━━━ LISTING

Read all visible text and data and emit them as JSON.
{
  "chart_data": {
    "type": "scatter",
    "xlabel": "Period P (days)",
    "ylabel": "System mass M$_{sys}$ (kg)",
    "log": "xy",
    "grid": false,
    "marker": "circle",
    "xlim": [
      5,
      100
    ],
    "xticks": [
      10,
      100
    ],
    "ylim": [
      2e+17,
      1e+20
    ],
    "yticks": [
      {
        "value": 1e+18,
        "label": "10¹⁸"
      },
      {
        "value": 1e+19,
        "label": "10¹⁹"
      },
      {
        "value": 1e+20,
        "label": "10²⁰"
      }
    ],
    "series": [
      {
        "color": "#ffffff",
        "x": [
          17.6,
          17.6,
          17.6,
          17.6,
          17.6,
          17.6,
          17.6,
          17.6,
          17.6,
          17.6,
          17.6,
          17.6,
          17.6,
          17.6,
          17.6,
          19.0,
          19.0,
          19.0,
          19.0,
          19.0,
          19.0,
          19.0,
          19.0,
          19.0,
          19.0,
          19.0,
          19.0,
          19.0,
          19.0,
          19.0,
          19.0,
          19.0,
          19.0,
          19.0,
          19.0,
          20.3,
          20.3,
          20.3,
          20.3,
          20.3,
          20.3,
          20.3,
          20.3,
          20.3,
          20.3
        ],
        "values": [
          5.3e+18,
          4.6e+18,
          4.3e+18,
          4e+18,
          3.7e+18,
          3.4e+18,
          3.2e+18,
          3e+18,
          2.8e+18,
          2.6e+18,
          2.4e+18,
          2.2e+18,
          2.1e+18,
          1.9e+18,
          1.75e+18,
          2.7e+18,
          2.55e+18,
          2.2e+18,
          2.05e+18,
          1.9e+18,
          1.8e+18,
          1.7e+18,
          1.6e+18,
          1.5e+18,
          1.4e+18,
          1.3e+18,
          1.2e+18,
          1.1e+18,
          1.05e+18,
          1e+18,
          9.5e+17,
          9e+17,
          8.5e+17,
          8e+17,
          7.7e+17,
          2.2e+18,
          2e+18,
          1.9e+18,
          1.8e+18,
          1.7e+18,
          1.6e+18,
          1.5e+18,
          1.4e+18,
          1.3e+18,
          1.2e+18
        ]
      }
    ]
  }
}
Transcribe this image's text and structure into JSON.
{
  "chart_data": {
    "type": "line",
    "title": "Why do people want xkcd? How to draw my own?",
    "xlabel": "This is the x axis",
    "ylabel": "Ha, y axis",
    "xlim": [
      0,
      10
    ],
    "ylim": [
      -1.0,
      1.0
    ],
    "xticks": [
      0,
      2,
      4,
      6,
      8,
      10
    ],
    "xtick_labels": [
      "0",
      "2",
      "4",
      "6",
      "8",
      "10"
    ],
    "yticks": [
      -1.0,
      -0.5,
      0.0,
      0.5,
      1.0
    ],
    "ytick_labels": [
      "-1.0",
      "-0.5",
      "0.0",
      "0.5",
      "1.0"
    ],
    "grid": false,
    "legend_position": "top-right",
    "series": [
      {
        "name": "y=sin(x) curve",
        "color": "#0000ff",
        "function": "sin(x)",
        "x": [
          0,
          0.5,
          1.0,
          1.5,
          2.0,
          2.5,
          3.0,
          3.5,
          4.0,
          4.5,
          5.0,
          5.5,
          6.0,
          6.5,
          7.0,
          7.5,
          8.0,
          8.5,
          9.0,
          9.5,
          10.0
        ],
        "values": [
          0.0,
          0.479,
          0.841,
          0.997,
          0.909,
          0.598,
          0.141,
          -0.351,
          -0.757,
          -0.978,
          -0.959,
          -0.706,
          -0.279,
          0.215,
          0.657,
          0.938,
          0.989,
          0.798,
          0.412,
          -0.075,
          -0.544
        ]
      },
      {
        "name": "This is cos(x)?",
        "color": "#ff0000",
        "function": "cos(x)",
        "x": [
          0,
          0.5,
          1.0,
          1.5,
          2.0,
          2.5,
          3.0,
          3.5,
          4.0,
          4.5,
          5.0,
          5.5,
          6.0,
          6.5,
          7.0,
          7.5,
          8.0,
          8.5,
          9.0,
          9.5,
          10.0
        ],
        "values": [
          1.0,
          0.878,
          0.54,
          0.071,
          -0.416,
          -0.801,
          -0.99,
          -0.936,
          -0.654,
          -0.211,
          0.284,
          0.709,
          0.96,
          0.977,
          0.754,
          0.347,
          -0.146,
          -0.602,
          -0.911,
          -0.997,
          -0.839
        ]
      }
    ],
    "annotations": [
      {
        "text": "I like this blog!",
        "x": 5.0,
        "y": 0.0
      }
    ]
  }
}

━━━━━━

- _WHAT THE EXERCISE ASKS_
Return the entries in full, keeping every line exactly as it is.

- _EXERCISE OUTPUT_
Read all visible text and data and emit them as JSON.
{
  "chart_data": {
    "type": "scatter",
    "xlabel": "Period P (days)",
    "ylabel": "System mass M$_{sys}$ (kg)",
    "log": "xy",
    "grid": false,
    "marker": "circle",
    "xlim": [
      5,
      100
    ],
    "xticks": [
      10,
      100
    ],
    "ylim": [
      2e+17,
      1e+20
    ],
    "yticks": [
      {
        "value": 1e+18,
        "label": "10¹⁸"
      },
      {
        "value": 1e+19,
        "label": "10¹⁹"
      },
      {
        "value": 1e+20,
        "label": "10²⁰"
      }
    ],
    "series": [
      {
        "color": "#ffffff",
        "x": [
          17.6,
          17.6,
          17.6,
          17.6,
          17.6,
          17.6,
          17.6,
          17.6,
          17.6,
          17.6,
          17.6,
          17.6,
          17.6,
          17.6,
          17.6,
          19.0,
          19.0,
          19.0,
          19.0,
          19.0,
          19.0,
          19.0,
          19.0,
          19.0,
          19.0,
          19.0,
          19.0,
          19.0,
          19.0,
          19.0,
          19.0,
          19.0,
          19.0,
          19.0,
          19.0,
          20.3,
          20.3,
          20.3,
          20.3,
          20.3,
          20.3,
          20.3,
          20.3,
          20.3,
          20.3
        ],
        "values": [
          5.3e+18,
          4.6e+18,
          4.3e+18,
          4e+18,
          3.7e+18,
          3.4e+18,
          3.2e+18,
          3e+18,
          2.8e+18,
          2.6e+18,
          2.4e+18,
          2.2e+18,
          2.1e+18,
          1.9e+18,
          1.75e+18,
          2.7e+18,
          2.55e+18,
          2.2e+18,
          2.05e+18,
          1.9e+18,
          1.8e+18,
          1.7e+18,
          1.6e+18,
          1.5e+18,
          1.4e+18,
          1.3e+18,
          1.2e+18,
          1.1e+18,
          1.05e+18,
          1e+18,
          9.5e+17,
          9e+17,
          8.5e+17,
          8e+17,
          7.7e+17,
          2.2e+18,
          2e+18,
          1.9e+18,
          1.8e+18,
          1.7e+18,
          1.6e+18,
          1.5e+18,
          1.4e+18,
          1.3e+18,
          1.2e+18
        ]
      }
    ]
  }
}
Transcribe this image's text and structure into JSON.
{
  "chart_data": {
    "type": "line",
    "title": "Why do people want xkcd? How to draw my own?",
    "xlabel": "This is the x axis",
    "ylabel": "Ha, y axis",
    "xlim": [
      0,
      10
    ],
    "ylim": [
      -1.0,
      1.0
    ],
    "xticks": [
      0,
      2,
      4,
      6,
      8,
      10
    ],
    "xtick_labels": [
      "0",
      "2",
      "4",
      "6",
      "8",
      "10"
    ],
    "yticks": [
      -1.0,
      -0.5,
      0.0,
      0.5,
      1.0
    ],
    "ytick_labels": [
      "-1.0",
      "-0.5",
      "0.0",
      "0.5",
      "1.0"
    ],
    "grid": false,
    "legend_position": "top-right",
    "series": [
      {
        "name": "y=sin(x) curve",
        "color": "#0000ff",
        "function": "sin(x)",
        "x": [
          0,
          0.5,
          1.0,
          1.5,
          2.0,
          2.5,
          3.0,
          3.5,
          4.0,
          4.5,
          5.0,
          5.5,
          6.0,
          6.5,
          7.0,
          7.5,
          8.0,
          8.5,
          9.0,
          9.5,
          10.0
        ],
        "values": [
          0.0,
          0.479,
          0.841,
          0.997,
          0.909,
          0.598,
          0.141,
          -0.351,
          -0.757,
          -0.978,
          -0.959,
          -0.706,
          -0.279,
          0.215,
          0.657,
          0.938,
          0.989,
          0.798,
          0.412,
          -0.075,
          -0.544
        ]
      },
      {
        "name": "This is cos(x)?",
        "color": "#ff0000",
        "function": "cos(x)",
        "x": [
          0,
          0.5,
          1.0,
          1.5,
          2.0,
          2.5,
          3.0,
          3.5,
          4.0,
          4.5,
          5.0,
          5.5,
          6.0,
          6.5,
          7.0,
          7.5,
          8.0,
          8.5,
          9.0,
          9.5,
          10.0
        ],
        "values": [
          1.0,
          0.878,
          0.54,
          0.071,
          -0.416,
          -0.801,
          -0.99,
          -0.936,
          -0.654,
          -0.211,
          0.284,
          0.709,
          0.96,
          0.977,
          0.754,
          0.347,
          -0.146,
          -0.602,
          -0.911,
          -0.997,
          -0.839
        ]
      }
    ],
    "annotations": [
      {
        "text": "I like this blog!",
        "x": 5.0,
        "y": 0.0
      }
    ]
  }
}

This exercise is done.